## Supplied entries

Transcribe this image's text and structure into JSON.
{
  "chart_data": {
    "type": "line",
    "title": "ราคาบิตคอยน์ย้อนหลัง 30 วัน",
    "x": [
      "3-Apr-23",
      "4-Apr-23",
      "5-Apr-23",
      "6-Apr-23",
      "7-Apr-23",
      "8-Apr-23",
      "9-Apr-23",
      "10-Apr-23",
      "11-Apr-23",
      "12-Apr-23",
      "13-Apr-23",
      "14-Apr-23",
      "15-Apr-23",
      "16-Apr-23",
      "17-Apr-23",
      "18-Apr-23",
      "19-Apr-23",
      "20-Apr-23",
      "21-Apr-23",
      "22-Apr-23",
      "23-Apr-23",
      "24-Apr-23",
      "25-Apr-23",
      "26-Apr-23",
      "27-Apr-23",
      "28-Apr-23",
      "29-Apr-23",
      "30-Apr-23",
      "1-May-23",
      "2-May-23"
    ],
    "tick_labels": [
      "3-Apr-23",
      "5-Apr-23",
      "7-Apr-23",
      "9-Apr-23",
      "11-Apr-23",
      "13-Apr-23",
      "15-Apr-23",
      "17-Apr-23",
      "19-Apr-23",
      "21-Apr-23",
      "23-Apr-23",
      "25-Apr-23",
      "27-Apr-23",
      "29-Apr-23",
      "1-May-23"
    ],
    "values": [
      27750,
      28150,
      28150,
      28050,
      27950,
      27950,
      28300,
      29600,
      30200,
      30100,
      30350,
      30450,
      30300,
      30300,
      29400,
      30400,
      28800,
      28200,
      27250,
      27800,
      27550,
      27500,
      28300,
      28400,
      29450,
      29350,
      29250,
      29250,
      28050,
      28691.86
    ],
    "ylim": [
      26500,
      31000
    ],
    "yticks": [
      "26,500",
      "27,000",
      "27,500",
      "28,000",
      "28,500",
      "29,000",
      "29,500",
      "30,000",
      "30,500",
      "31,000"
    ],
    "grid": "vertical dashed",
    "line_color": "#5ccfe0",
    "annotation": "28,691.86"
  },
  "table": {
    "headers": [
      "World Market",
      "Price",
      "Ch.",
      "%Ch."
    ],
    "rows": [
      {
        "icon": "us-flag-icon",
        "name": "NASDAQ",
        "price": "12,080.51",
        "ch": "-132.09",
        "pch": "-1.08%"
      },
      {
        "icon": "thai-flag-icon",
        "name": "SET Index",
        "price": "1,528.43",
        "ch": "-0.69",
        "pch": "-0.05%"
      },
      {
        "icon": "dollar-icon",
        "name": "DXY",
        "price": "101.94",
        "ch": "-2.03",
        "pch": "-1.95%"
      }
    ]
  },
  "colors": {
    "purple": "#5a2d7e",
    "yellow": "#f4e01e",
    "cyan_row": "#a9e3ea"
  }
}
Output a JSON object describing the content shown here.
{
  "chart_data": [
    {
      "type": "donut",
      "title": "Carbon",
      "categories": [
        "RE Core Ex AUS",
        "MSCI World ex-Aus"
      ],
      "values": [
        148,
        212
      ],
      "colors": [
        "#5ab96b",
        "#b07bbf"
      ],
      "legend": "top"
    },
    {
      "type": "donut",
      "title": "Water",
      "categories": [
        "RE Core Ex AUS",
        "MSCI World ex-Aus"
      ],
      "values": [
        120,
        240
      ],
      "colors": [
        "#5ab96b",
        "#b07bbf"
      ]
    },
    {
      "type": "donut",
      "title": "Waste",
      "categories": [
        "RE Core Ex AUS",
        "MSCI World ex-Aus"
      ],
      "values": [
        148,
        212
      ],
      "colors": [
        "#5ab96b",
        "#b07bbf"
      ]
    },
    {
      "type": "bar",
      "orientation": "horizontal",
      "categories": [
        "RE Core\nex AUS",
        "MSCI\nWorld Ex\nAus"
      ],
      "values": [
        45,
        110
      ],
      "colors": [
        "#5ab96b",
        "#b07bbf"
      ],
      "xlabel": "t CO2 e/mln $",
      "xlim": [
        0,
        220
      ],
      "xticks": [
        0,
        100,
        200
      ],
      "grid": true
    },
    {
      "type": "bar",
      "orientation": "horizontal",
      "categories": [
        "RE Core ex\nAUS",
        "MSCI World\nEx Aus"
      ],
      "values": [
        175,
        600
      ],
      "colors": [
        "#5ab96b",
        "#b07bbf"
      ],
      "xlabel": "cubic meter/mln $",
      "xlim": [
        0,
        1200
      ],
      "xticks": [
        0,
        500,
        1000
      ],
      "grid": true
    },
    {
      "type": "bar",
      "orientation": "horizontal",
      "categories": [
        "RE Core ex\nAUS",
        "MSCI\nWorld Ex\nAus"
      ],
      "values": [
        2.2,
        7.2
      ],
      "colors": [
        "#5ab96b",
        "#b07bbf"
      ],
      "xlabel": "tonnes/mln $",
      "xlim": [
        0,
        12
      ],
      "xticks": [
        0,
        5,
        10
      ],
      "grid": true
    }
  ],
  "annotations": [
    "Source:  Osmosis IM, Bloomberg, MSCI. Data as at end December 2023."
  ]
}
==
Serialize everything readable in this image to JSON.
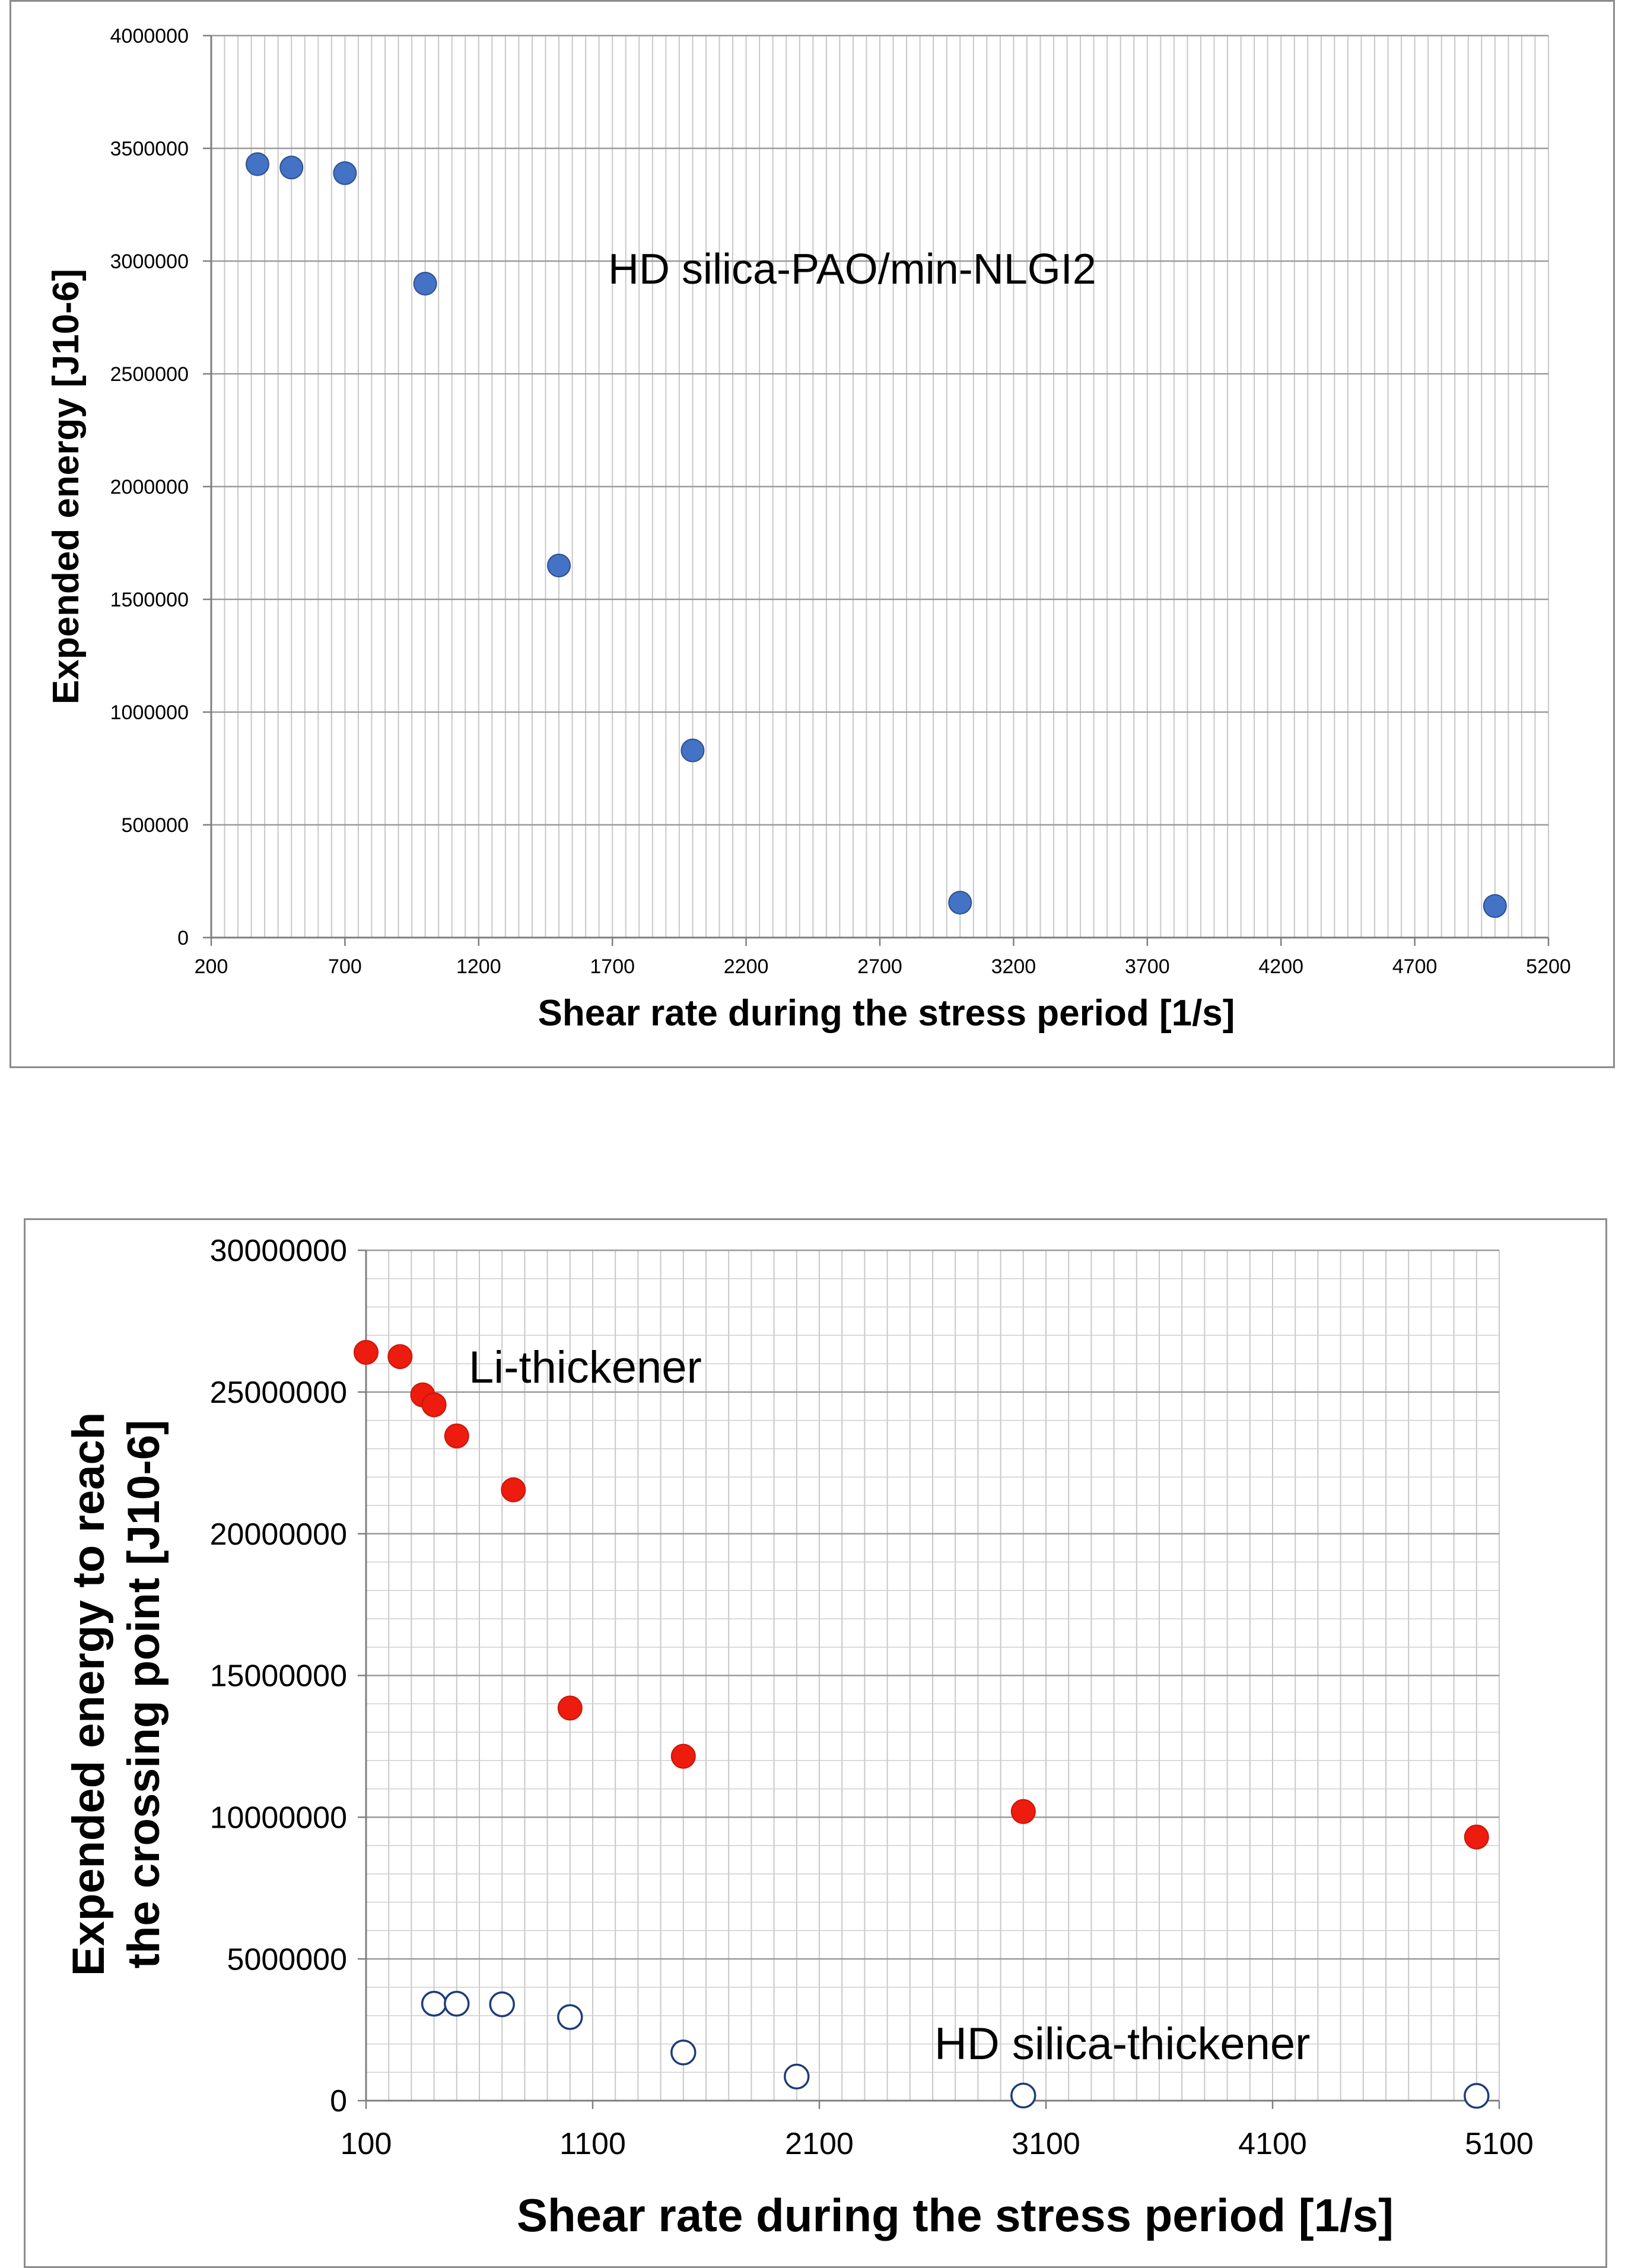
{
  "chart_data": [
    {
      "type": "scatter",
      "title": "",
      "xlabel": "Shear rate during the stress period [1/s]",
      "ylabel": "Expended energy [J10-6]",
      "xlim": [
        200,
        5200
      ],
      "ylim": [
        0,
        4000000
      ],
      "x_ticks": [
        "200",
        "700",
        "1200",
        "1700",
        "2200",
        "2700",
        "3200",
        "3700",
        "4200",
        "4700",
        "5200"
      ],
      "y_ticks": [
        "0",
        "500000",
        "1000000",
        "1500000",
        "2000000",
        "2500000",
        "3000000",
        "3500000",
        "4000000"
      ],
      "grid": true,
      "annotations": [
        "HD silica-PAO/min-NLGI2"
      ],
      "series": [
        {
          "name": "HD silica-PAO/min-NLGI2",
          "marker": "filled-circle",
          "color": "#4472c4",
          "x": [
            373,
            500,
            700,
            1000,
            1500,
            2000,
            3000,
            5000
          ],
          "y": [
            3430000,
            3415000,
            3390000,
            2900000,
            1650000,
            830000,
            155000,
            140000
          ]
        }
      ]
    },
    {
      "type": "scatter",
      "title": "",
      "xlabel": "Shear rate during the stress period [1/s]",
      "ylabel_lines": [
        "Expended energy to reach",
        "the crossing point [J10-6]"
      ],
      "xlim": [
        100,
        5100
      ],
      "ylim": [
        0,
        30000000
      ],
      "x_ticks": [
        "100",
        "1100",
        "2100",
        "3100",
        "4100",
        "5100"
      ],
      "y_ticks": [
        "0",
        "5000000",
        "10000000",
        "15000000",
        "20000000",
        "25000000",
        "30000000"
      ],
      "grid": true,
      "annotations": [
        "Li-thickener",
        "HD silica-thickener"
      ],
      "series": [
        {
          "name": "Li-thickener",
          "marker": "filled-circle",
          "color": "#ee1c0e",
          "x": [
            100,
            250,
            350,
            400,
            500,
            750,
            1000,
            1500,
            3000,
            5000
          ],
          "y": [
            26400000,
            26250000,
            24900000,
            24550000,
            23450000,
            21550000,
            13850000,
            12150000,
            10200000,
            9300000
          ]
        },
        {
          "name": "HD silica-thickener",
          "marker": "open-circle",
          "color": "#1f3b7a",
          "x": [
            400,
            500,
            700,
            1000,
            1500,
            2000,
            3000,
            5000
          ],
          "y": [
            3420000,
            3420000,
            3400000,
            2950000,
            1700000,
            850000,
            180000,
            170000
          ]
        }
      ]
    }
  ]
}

## Description of the task
Report only the number of lines that hold the string "icon" in this listing.

## Finished task
3